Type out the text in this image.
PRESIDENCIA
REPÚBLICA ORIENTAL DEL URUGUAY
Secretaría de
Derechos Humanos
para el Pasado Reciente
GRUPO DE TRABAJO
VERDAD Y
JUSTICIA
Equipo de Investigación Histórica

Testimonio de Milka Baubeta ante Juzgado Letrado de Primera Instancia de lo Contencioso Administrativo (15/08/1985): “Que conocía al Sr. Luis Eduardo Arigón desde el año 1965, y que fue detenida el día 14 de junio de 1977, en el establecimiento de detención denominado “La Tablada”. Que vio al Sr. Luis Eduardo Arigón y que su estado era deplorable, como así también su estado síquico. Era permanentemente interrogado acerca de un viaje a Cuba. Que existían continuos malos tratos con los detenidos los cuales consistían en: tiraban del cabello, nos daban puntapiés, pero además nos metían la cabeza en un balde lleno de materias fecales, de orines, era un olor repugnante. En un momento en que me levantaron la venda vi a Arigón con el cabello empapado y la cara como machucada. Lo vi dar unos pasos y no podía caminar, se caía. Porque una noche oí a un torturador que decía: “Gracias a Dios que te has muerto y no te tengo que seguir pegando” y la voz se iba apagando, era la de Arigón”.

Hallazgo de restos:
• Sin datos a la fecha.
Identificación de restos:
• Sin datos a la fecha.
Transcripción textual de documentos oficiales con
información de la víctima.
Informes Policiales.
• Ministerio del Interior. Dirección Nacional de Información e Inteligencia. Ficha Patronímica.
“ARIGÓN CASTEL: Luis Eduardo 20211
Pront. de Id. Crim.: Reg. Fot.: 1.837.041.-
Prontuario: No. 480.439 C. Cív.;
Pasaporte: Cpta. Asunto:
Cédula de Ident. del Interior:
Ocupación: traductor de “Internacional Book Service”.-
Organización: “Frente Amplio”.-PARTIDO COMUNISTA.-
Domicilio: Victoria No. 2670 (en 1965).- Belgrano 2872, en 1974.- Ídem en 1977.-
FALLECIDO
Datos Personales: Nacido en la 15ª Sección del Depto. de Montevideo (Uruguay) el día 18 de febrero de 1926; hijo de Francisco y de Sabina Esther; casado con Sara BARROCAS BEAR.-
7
· · · · · · ·
WHAT IS BEING ASKED :: Pull out each record as written and restate it exactly.

FINISHED ANSWER ::
Type out the text in this image.
PRESIDENCIA
REPÚBLICA ORIENTAL DEL URUGUAY
Secretaría de
Derechos Humanos
para el Pasado Reciente
GRUPO DE TRABAJO
VERDAD Y
JUSTICIA
Equipo de Investigación Histórica

Testimonio de Milka Baubeta ante Juzgado Letrado de Primera Instancia de lo Contencioso Administrativo (15/08/1985): “Que conocía al Sr. Luis Eduardo Arigón desde el año 1965, y que fue detenida el día 14 de junio de 1977, en el establecimiento de detención denominado “La Tablada”. Que vio al Sr. Luis Eduardo Arigón y que su estado era deplorable, como así también su estado síquico. Era permanentemente interrogado acerca de un viaje a Cuba. Que existían continuos malos tratos con los detenidos los cuales consistían en: tiraban del cabello, nos daban puntapiés, pero además nos metían la cabeza en un balde lleno de materias fecales, de orines, era un olor repugnante. En un momento en que me levantaron la venda vi a Arigón con el cabello empapado y la cara como machucada. Lo vi dar unos pasos y no podía caminar, se caía. Porque una noche oí a un torturador que decía: “Gracias a Dios que te has muerto y no te tengo que seguir pegando” y la voz se iba apagando, era la de Arigón”.

Hallazgo de restos:
• Sin datos a la fecha.
Identificación de restos:
• Sin datos a la fecha.
Transcripción textual de documentos oficiales con
información de la víctima.
Informes Policiales.
• Ministerio del Interior. Dirección Nacional de Información e Inteligencia. Ficha Patronímica.
“ARIGÓN CASTEL: Luis Eduardo 20211
Pront. de Id. Crim.: Reg. Fot.: 1.837.041.-
Prontuario: No. 480.439 C. Cív.;
Pasaporte: Cpta. Asunto:
Cédula de Ident. del Interior:
Ocupación: traductor de “Internacional Book Service”.-
Organización: “Frente Amplio”.-PARTIDO COMUNISTA.-
Domicilio: Victoria No. 2670 (en 1965).- Belgrano 2872, en 1974.- Ídem en 1977.-
FALLECIDO
Datos Personales: Nacido en la 15ª Sección del Depto. de Montevideo (Uruguay) el día 18 de febrero de 1926; hijo de Francisco y de Sabina Esther; casado con Sara BARROCAS BEAR.-
7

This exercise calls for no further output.